Each line containing the word "name" must be reported.

>>>

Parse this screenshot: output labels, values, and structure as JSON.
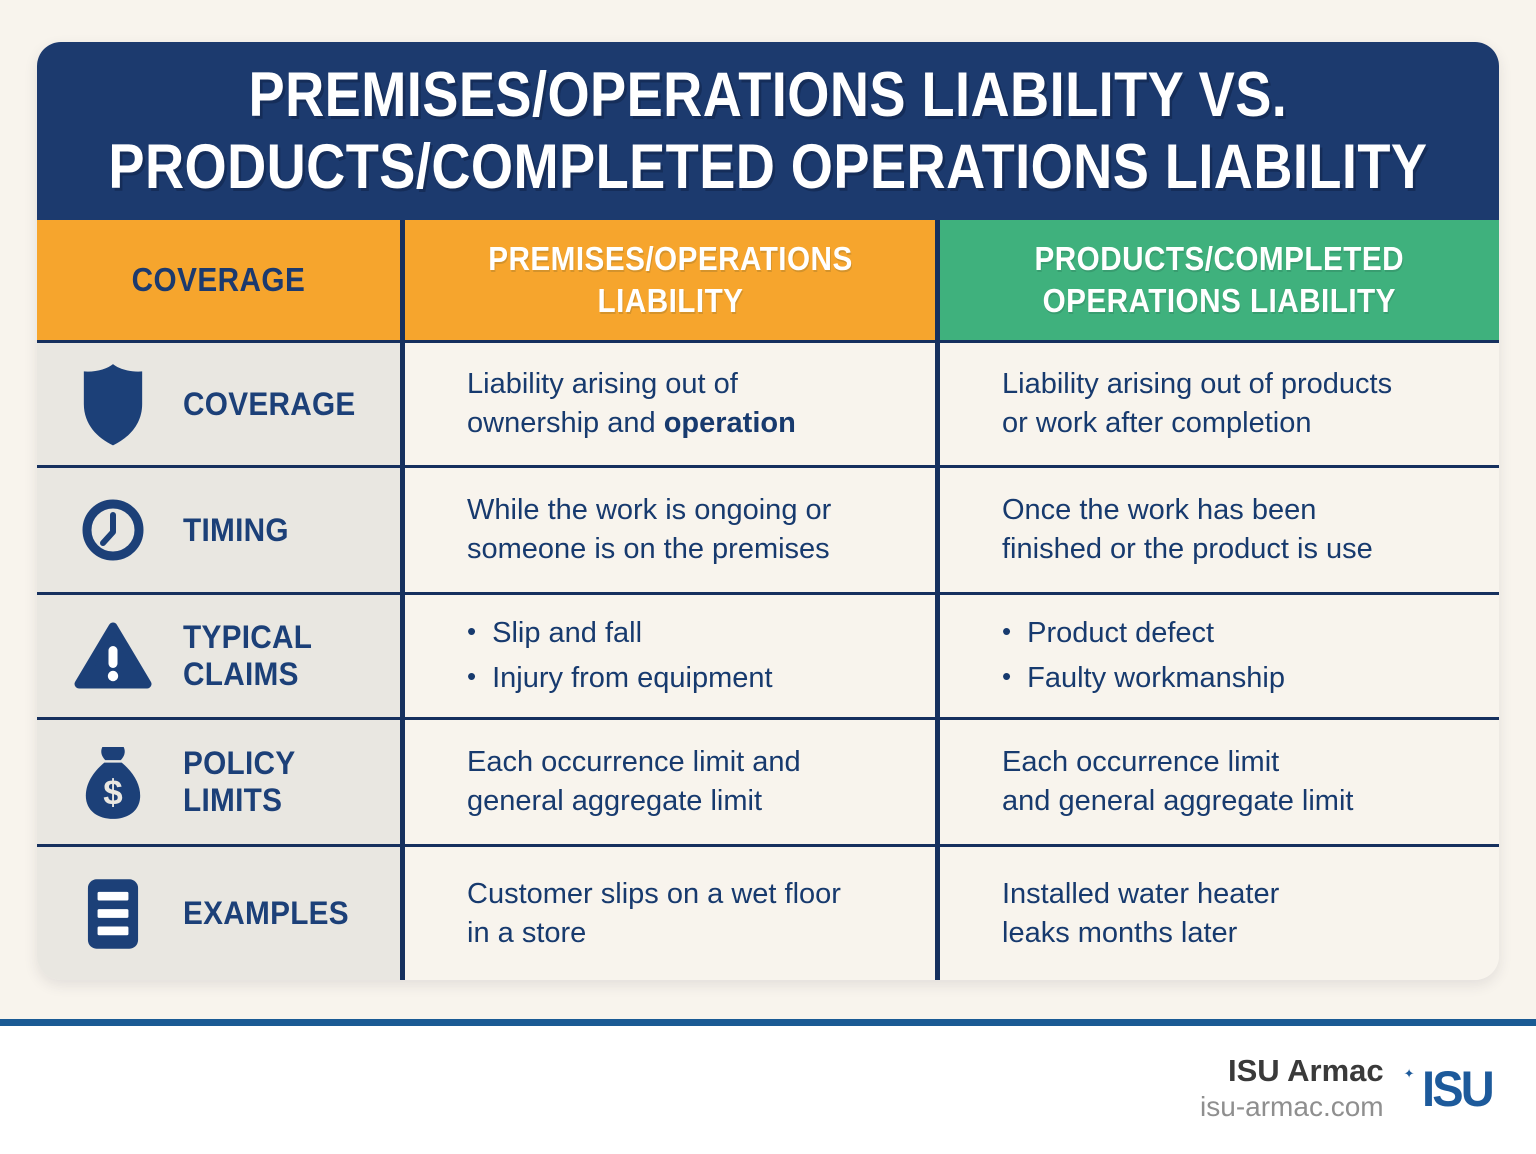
{
  "title": {
    "line1": "PREMISES/OPERATIONS LIABILITY VS.",
    "line2": "PRODUCTS/COMPLETED OPERATIONS LIABILITY"
  },
  "header": {
    "col1": "COVERAGE",
    "col2_line1": "PREMISES/OPERATIONS",
    "col2_line2": "LIABILITY",
    "col3_line1": "PRODUCTS/COMPLETED",
    "col3_line2": "OPERATIONS LIABILITY"
  },
  "bullet_char": "•",
  "rows": [
    {
      "icon": "shield-icon",
      "label": "COVERAGE",
      "premises": {
        "lines": [
          [
            "Liability arising out of"
          ],
          [
            "ownership and ",
            {
              "b": "operation"
            }
          ]
        ]
      },
      "products": {
        "lines": [
          [
            "Liability arising out of products"
          ],
          [
            "or work after completion"
          ]
        ]
      }
    },
    {
      "icon": "clock-icon",
      "label": "TIMING",
      "premises": {
        "lines": [
          [
            "While the work is ongoing or"
          ],
          [
            "someone is on the premises"
          ]
        ]
      },
      "products": {
        "lines": [
          [
            "Once the work has been"
          ],
          [
            "finished or the product is use"
          ]
        ]
      }
    },
    {
      "icon": "warning-icon",
      "label": "TYPICAL CLAIMS",
      "premises": {
        "bullets": [
          "Slip and fall",
          "Injury from equipment"
        ]
      },
      "products": {
        "bullets": [
          "Product defect",
          "Faulty workmanship"
        ]
      }
    },
    {
      "icon": "money-bag-icon",
      "label": "POLICY LIMITS",
      "premises": {
        "lines": [
          [
            "Each occurrence limit and"
          ],
          [
            "general aggregate limit"
          ]
        ]
      },
      "products": {
        "lines": [
          [
            "Each occurrence limit"
          ],
          [
            "and general aggregate limit"
          ]
        ]
      }
    },
    {
      "icon": "document-icon",
      "label": "EXAMPLES",
      "premises": {
        "lines": [
          [
            "Customer slips on a wet floor"
          ],
          [
            "in a store"
          ]
        ]
      },
      "products": {
        "lines": [
          [
            "Installed water heater"
          ],
          [
            "leaks months later"
          ]
        ]
      }
    }
  ],
  "footer": {
    "brand": "ISU Armac",
    "website": "isu-armac.com",
    "logo_text": "ISU",
    "logo_star": "✦"
  },
  "colors": {
    "navy": "#1c3a6e",
    "orange": "#f6a52d",
    "green": "#3fb17d",
    "light_gray_column": "#e9e7e1",
    "cream_background": "#f8f4ed",
    "footer_rule_blue": "#1a5a94",
    "logo_blue": "#1d5a9b"
  }
}
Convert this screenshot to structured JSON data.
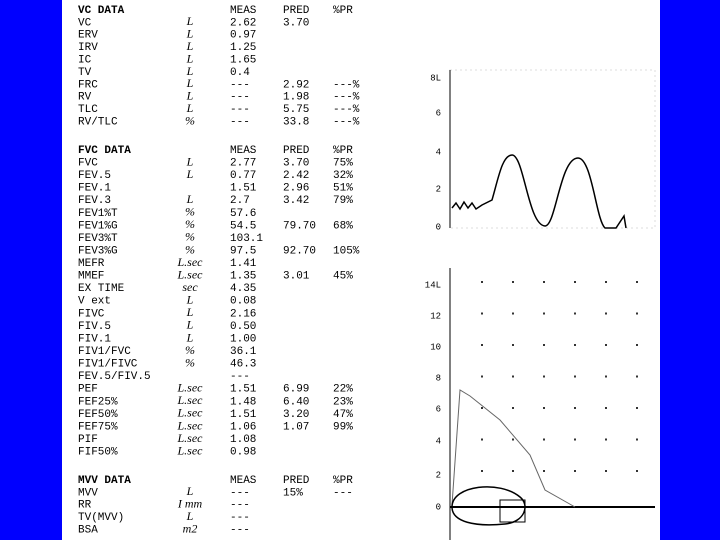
{
  "sections": [
    {
      "header": {
        "name": "VC DATA",
        "meas": "MEAS",
        "pred": "PRED",
        "pr": "%PR"
      },
      "rows": [
        {
          "label": "VC",
          "unit": "L",
          "meas": "2.62",
          "pred": "3.70"
        },
        {
          "label": "ERV",
          "unit": "L",
          "meas": "0.97"
        },
        {
          "label": "IRV",
          "unit": "L",
          "meas": "1.25"
        },
        {
          "label": "IC",
          "unit": "L",
          "meas": "1.65"
        },
        {
          "label": "TV",
          "unit": "L",
          "meas": "0.4"
        },
        {
          "label": "FRC",
          "unit": "L",
          "meas": "---",
          "pred": "2.92",
          "pr": "---%"
        },
        {
          "label": "RV",
          "unit": "L",
          "meas": "---",
          "pred": "1.98",
          "pr": "---%"
        },
        {
          "label": "TLC",
          "unit": "L",
          "meas": "---",
          "pred": "5.75",
          "pr": "---%"
        },
        {
          "label": "RV/TLC",
          "unit": "%",
          "meas": "---",
          "pred": "33.8",
          "pr": "---%"
        }
      ]
    },
    {
      "header": {
        "name": "FVC DATA",
        "meas": "MEAS",
        "pred": "PRED",
        "pr": "%PR"
      },
      "rows": [
        {
          "label": "FVC",
          "unit": "L",
          "meas": "2.77",
          "pred": "3.70",
          "pr": "75%"
        },
        {
          "label": "FEV.5",
          "unit": "L",
          "meas": "0.77",
          "pred": "2.42",
          "pr": "32%"
        },
        {
          "label": "FEV.1",
          "meas": "1.51",
          "pred": "2.96",
          "pr": "51%"
        },
        {
          "label": "FEV.3",
          "unit": "L",
          "meas": "2.7",
          "pred": "3.42",
          "pr": "79%"
        },
        {
          "label": "FEV1%T",
          "unit": "%",
          "meas": "57.6"
        },
        {
          "label": "FEV1%G",
          "unit": "%",
          "meas": "54.5",
          "pred": "79.70",
          "pr": "68%"
        },
        {
          "label": "FEV3%T",
          "unit": "%",
          "meas": "103.1"
        },
        {
          "label": "FEV3%G",
          "unit": "%",
          "meas": "97.5",
          "pred": "92.70",
          "pr": "105%"
        },
        {
          "label": "MEFR",
          "unit": "L.sec",
          "meas": "1.41"
        },
        {
          "label": "MMEF",
          "unit": "L.sec",
          "meas": "1.35",
          "pred": "3.01",
          "pr": "45%"
        },
        {
          "label": "EX TIME",
          "unit": "sec",
          "meas": "4.35"
        },
        {
          "label": "V ext",
          "unit": "L",
          "meas": "0.08"
        },
        {
          "label": "FIVC",
          "unit": "L",
          "meas": "2.16"
        },
        {
          "label": "FIV.5",
          "unit": "L",
          "meas": "0.50"
        },
        {
          "label": "FIV.1",
          "unit": "L",
          "meas": "1.00"
        },
        {
          "label": "FIV1/FVC",
          "unit": "%",
          "meas": "36.1"
        },
        {
          "label": "FIV1/FIVC",
          "unit": "%",
          "meas": "46.3"
        },
        {
          "label": "FEV.5/FIV.5",
          "meas": "---"
        },
        {
          "label": "PEF",
          "unit": "L.sec",
          "meas": "1.51",
          "pred": "6.99",
          "pr": "22%"
        },
        {
          "label": "FEF25%",
          "unit": "L.sec",
          "meas": "1.48",
          "pred": "6.40",
          "pr": "23%"
        },
        {
          "label": "FEF50%",
          "unit": "L.sec",
          "meas": "1.51",
          "pred": "3.20",
          "pr": "47%"
        },
        {
          "label": "FEF75%",
          "unit": "L.sec",
          "meas": "1.06",
          "pred": "1.07",
          "pr": "99%"
        },
        {
          "label": "PIF",
          "unit": "L.sec",
          "meas": "1.08"
        },
        {
          "label": "FIF50%",
          "unit": "L.sec",
          "meas": "0.98"
        }
      ]
    },
    {
      "header": {
        "name": "MVV DATA",
        "meas": "MEAS",
        "pred": "PRED",
        "pr": "%PR"
      },
      "rows": [
        {
          "label": "MVV",
          "unit": "L",
          "meas": "---",
          "pred": "15%",
          "pr": "---"
        },
        {
          "label": "RR",
          "unit": "I mm",
          "meas": "---"
        },
        {
          "label": "TV(MVV)",
          "unit": "L",
          "meas": "---"
        },
        {
          "label": "BSA",
          "unit": "m2",
          "meas": "---"
        }
      ]
    }
  ],
  "volume_time_graph": {
    "axis_labels": [
      "8L",
      "6",
      "4",
      "2",
      "0"
    ]
  },
  "flow_volume_graph": {
    "axis_labels": [
      "14L",
      "12",
      "10",
      "8",
      "6",
      "4",
      "2",
      "0"
    ]
  }
}
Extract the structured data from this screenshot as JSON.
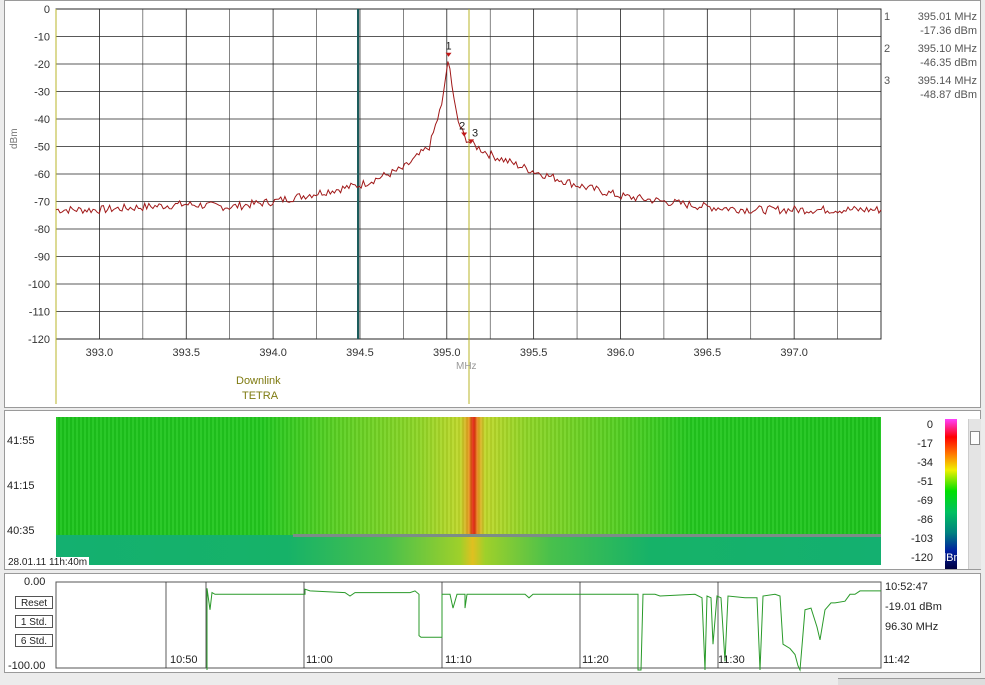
{
  "spectrum": {
    "y_unit": "dBm",
    "x_unit": "MHz",
    "y_ticks": [
      "0",
      "-10",
      "-20",
      "-30",
      "-40",
      "-50",
      "-60",
      "-70",
      "-80",
      "-90",
      "-100",
      "-110",
      "-120"
    ],
    "x_ticks": [
      "393.0",
      "393.5",
      "394.0",
      "394.5",
      "395.0",
      "395.5",
      "396.0",
      "396.5",
      "397.0"
    ],
    "band_label_1": "Downlink",
    "band_label_2": "TETRA",
    "markers": [
      {
        "id": "1",
        "freq": "395.01 MHz",
        "level": "-17.36 dBm"
      },
      {
        "id": "2",
        "freq": "395.10 MHz",
        "level": "-46.35 dBm"
      },
      {
        "id": "3",
        "freq": "395.14 MHz",
        "level": "-48.87 dBm"
      }
    ],
    "trace_color": "#a01818"
  },
  "chart_data": {
    "type": "line",
    "xlabel": "MHz",
    "ylabel": "dBm",
    "xlim": [
      392.75,
      397.5
    ],
    "ylim": [
      -120,
      0
    ],
    "grid": true,
    "series": [
      {
        "x": [
          392.75,
          393.0,
          393.25,
          393.5,
          393.75,
          394.0,
          394.25,
          394.5,
          394.75,
          394.9,
          394.97,
          395.0,
          395.01,
          395.03,
          395.06,
          395.1,
          395.14,
          395.25,
          395.5,
          395.75,
          396.0,
          396.25,
          396.5,
          396.75,
          397.0,
          397.25,
          397.5
        ],
        "y": [
          -73,
          -73,
          -72,
          -71,
          -72,
          -70,
          -67,
          -64,
          -58,
          -50,
          -35,
          -22,
          -17.36,
          -28,
          -40,
          -46.35,
          -48.87,
          -53,
          -59,
          -64,
          -68,
          -70,
          -72,
          -73,
          -73,
          -73,
          -73
        ]
      }
    ]
  },
  "waterfall": {
    "time_labels": [
      "41:55",
      "41:15",
      "40:35"
    ],
    "date_label": "28.01.11 11h:40m",
    "scale_labels": [
      "0",
      "-17",
      "-34",
      "-51",
      "-69",
      "-86",
      "-103",
      "-120"
    ],
    "scale_unit": "dBm"
  },
  "timeline": {
    "y_top": "0.00",
    "y_bottom": "-100.00",
    "buttons": [
      "Reset",
      "1 Std.",
      "6 Std."
    ],
    "time_ticks": [
      "10:50",
      "11:00",
      "11:10",
      "11:20",
      "11:30",
      "11:42"
    ],
    "readout_time": "10:52:47",
    "readout_level": "-19.01 dBm",
    "readout_freq": "96.30 MHz"
  }
}
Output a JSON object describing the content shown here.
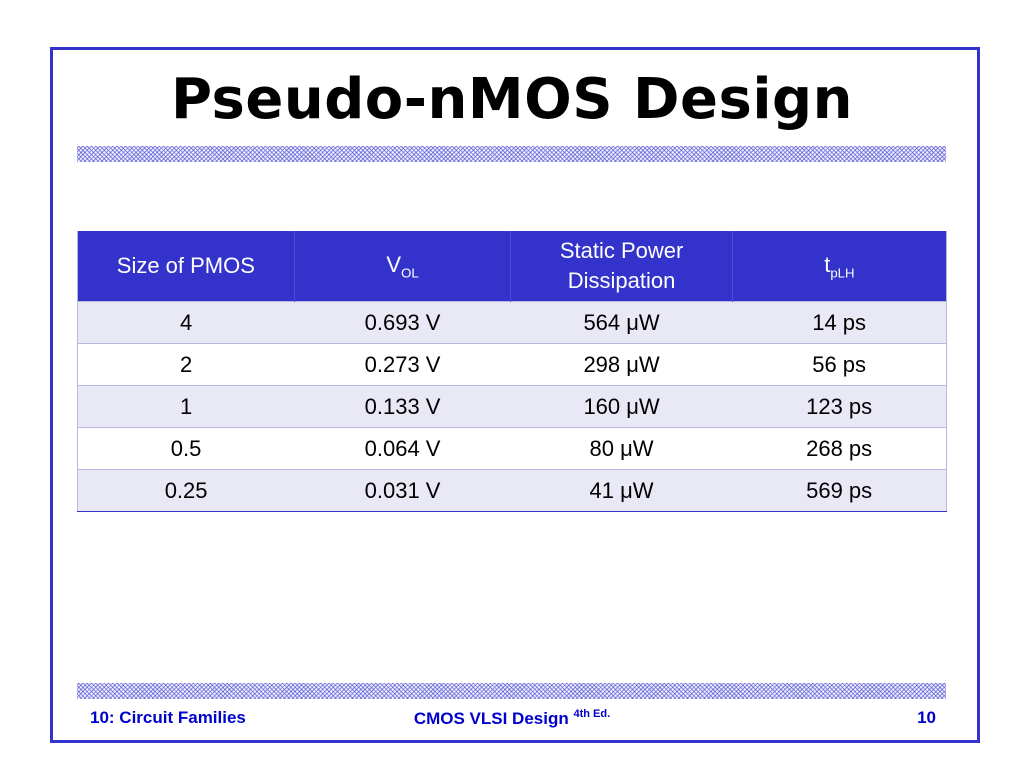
{
  "slide": {
    "title": "Pseudo-nMOS Design"
  },
  "table": {
    "headers": {
      "size": "Size of PMOS",
      "vol_main": "V",
      "vol_sub": "OL",
      "power_line1": "Static Power",
      "power_line2": "Dissipation",
      "tplh_main": "t",
      "tplh_sub": "pLH"
    },
    "rows": [
      {
        "size": "4",
        "vol": "0.693 V",
        "power": "564 μW",
        "tplh": "14 ps"
      },
      {
        "size": "2",
        "vol": "0.273 V",
        "power": "298 μW",
        "tplh": "56 ps"
      },
      {
        "size": "1",
        "vol": "0.133 V",
        "power": "160 μW",
        "tplh": "123 ps"
      },
      {
        "size": "0.5",
        "vol": "0.064 V",
        "power": "80 μW",
        "tplh": "268 ps"
      },
      {
        "size": "0.25",
        "vol": "0.031 V",
        "power": "41 μW",
        "tplh": "569 ps"
      }
    ]
  },
  "footer": {
    "left": "10: Circuit Families",
    "center_main": "CMOS VLSI Design",
    "center_sup": "4th Ed.",
    "page_number": "10"
  },
  "colors": {
    "accent": "#3333cc",
    "footer_text": "#0000cc",
    "row_shade": "#e9e9f6"
  }
}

<<<

_EXPECTED ANSWER:_
        "name": "VC DATA",
        "name": "FVC DATA",
        "name": "MVV DATA",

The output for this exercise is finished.